**Set problem**
Reproduce all the entries exactly and keep the pictures out.

**Record list**
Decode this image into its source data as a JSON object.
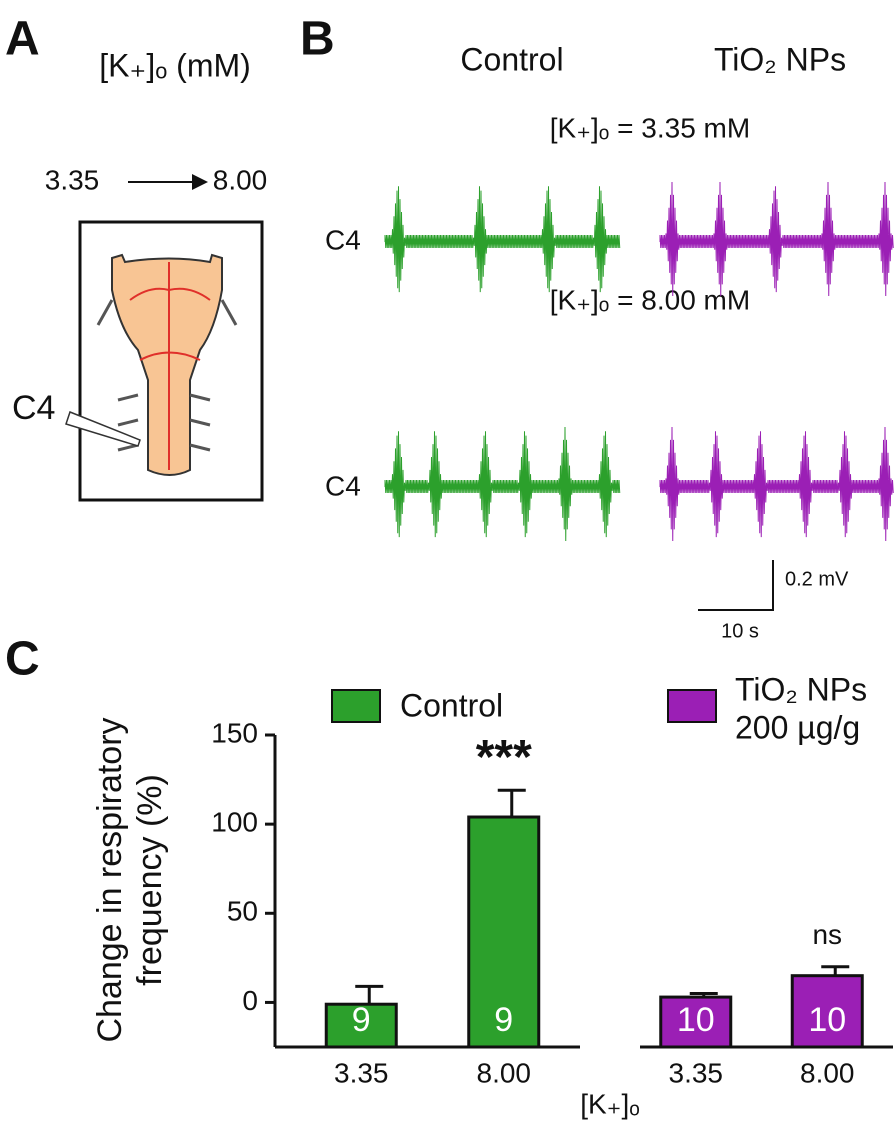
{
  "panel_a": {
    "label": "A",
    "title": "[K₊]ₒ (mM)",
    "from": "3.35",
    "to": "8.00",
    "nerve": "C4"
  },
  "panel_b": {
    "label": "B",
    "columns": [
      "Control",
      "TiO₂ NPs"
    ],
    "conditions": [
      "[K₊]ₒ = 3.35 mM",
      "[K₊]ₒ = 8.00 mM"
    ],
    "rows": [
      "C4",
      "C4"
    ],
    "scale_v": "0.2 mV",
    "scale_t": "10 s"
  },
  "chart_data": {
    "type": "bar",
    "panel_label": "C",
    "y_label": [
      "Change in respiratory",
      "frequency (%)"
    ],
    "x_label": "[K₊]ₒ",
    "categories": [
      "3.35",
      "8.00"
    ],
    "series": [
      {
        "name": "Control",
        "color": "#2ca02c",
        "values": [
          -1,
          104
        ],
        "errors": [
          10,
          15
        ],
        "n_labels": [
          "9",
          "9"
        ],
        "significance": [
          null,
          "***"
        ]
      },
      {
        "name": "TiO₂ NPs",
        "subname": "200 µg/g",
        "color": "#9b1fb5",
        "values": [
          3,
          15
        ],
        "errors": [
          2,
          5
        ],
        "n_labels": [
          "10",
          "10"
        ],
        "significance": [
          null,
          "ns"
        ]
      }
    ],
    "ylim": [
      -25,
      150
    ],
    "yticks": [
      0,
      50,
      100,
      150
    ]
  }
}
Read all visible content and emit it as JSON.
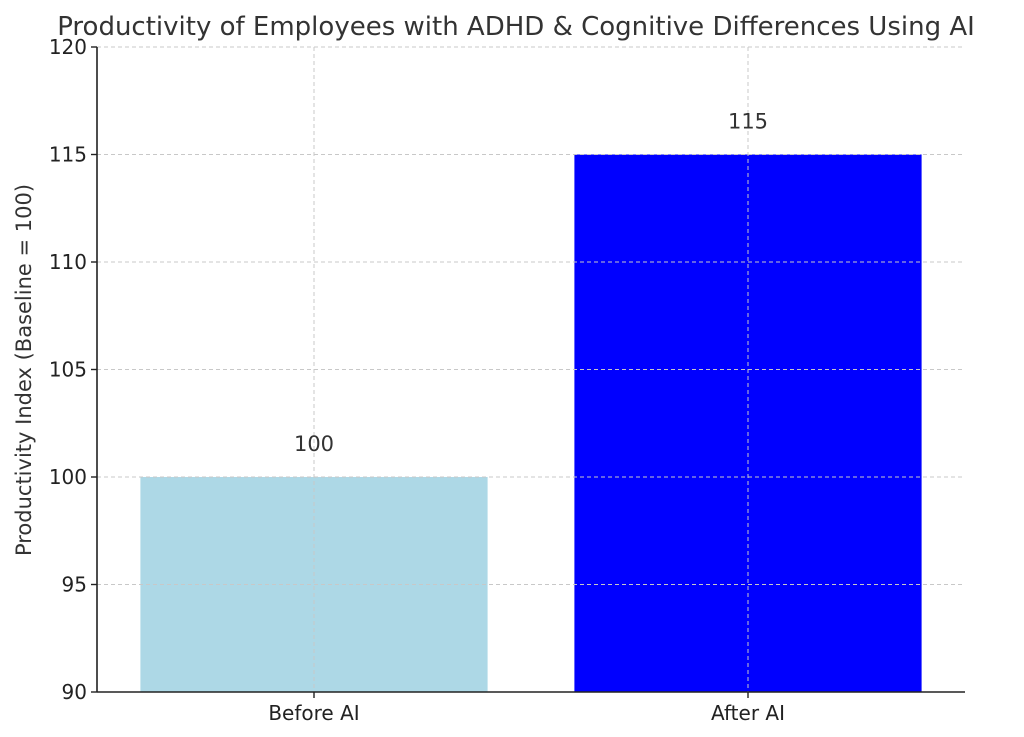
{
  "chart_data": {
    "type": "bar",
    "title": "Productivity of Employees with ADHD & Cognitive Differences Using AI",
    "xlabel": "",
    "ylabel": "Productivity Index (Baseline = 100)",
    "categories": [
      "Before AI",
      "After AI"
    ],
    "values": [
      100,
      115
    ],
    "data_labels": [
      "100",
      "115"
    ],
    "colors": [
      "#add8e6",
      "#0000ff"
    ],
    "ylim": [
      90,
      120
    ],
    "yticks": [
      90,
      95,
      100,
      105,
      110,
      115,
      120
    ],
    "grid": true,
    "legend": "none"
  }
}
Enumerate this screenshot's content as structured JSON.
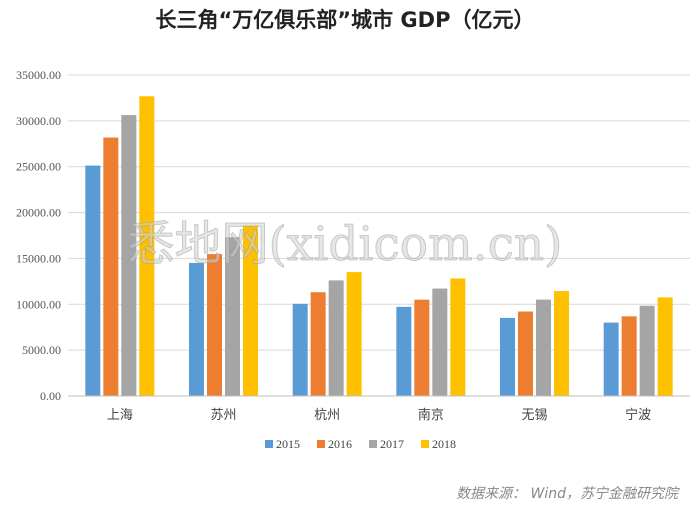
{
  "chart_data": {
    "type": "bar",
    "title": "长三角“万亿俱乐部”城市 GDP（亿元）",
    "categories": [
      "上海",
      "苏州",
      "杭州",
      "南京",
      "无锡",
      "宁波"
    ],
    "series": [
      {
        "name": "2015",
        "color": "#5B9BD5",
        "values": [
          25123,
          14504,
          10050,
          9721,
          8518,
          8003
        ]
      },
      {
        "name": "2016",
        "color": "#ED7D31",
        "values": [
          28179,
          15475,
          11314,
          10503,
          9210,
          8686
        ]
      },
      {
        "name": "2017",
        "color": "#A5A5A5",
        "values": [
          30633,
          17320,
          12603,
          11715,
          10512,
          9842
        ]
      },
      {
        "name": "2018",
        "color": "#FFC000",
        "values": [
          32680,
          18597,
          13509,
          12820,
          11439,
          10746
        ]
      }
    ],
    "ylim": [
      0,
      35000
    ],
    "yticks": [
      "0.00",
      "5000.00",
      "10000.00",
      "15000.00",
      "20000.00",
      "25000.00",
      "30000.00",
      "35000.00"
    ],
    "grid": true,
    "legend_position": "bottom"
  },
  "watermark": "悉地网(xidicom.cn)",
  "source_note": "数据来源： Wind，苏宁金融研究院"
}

**The output**
Decode this image into its source data as a JSON object.
{
  "panel_a": {
    "label": "A",
    "title": "[K₊]ₒ (mM)",
    "from": "3.35",
    "to": "8.00",
    "nerve": "C4"
  },
  "panel_b": {
    "label": "B",
    "columns": [
      "Control",
      "TiO₂ NPs"
    ],
    "conditions": [
      "[K₊]ₒ = 3.35 mM",
      "[K₊]ₒ = 8.00 mM"
    ],
    "rows": [
      "C4",
      "C4"
    ],
    "scale_v": "0.2 mV",
    "scale_t": "10 s"
  },
  "chart_data": {
    "type": "bar",
    "panel_label": "C",
    "y_label": [
      "Change in respiratory",
      "frequency (%)"
    ],
    "x_label": "[K₊]ₒ",
    "categories": [
      "3.35",
      "8.00"
    ],
    "series": [
      {
        "name": "Control",
        "color": "#2ca02c",
        "values": [
          -1,
          104
        ],
        "errors": [
          10,
          15
        ],
        "n_labels": [
          "9",
          "9"
        ],
        "significance": [
          null,
          "***"
        ]
      },
      {
        "name": "TiO₂ NPs",
        "subname": "200 µg/g",
        "color": "#9b1fb5",
        "values": [
          3,
          15
        ],
        "errors": [
          2,
          5
        ],
        "n_labels": [
          "10",
          "10"
        ],
        "significance": [
          null,
          "ns"
        ]
      }
    ],
    "ylim": [
      -25,
      150
    ],
    "yticks": [
      0,
      50,
      100,
      150
    ]
  }
}
Read all visible content and emit it as JSON.
{
  "chart_data": {
    "type": "bar",
    "title": "Productivity of Employees with ADHD & Cognitive Differences Using AI",
    "xlabel": "",
    "ylabel": "Productivity Index (Baseline = 100)",
    "categories": [
      "Before AI",
      "After AI"
    ],
    "values": [
      100,
      115
    ],
    "data_labels": [
      "100",
      "115"
    ],
    "colors": [
      "#add8e6",
      "#0000ff"
    ],
    "ylim": [
      90,
      120
    ],
    "yticks": [
      90,
      95,
      100,
      105,
      110,
      115,
      120
    ],
    "grid": true,
    "legend": "none"
  }
}
Enumerate this screenshot's content as structured JSON.
{
  "chart_data": {
    "type": "bar",
    "title": "长三角“万亿俱乐部”城市 GDP（亿元）",
    "categories": [
      "上海",
      "苏州",
      "杭州",
      "南京",
      "无锡",
      "宁波"
    ],
    "series": [
      {
        "name": "2015",
        "color": "#5B9BD5",
        "values": [
          25123,
          14504,
          10050,
          9721,
          8518,
          8003
        ]
      },
      {
        "name": "2016",
        "color": "#ED7D31",
        "values": [
          28179,
          15475,
          11314,
          10503,
          9210,
          8686
        ]
      },
      {
        "name": "2017",
        "color": "#A5A5A5",
        "values": [
          30633,
          17320,
          12603,
          11715,
          10512,
          9842
        ]
      },
      {
        "name": "2018",
        "color": "#FFC000",
        "values": [
          32680,
          18597,
          13509,
          12820,
          11439,
          10746
        ]
      }
    ],
    "ylim": [
      0,
      35000
    ],
    "yticks": [
      "0.00",
      "5000.00",
      "10000.00",
      "15000.00",
      "20000.00",
      "25000.00",
      "30000.00",
      "35000.00"
    ],
    "grid": true,
    "legend_position": "bottom"
  },
  "watermark": "悉地网(xidicom.cn)",
  "source_note": "数据来源： Wind，苏宁金融研究院"
}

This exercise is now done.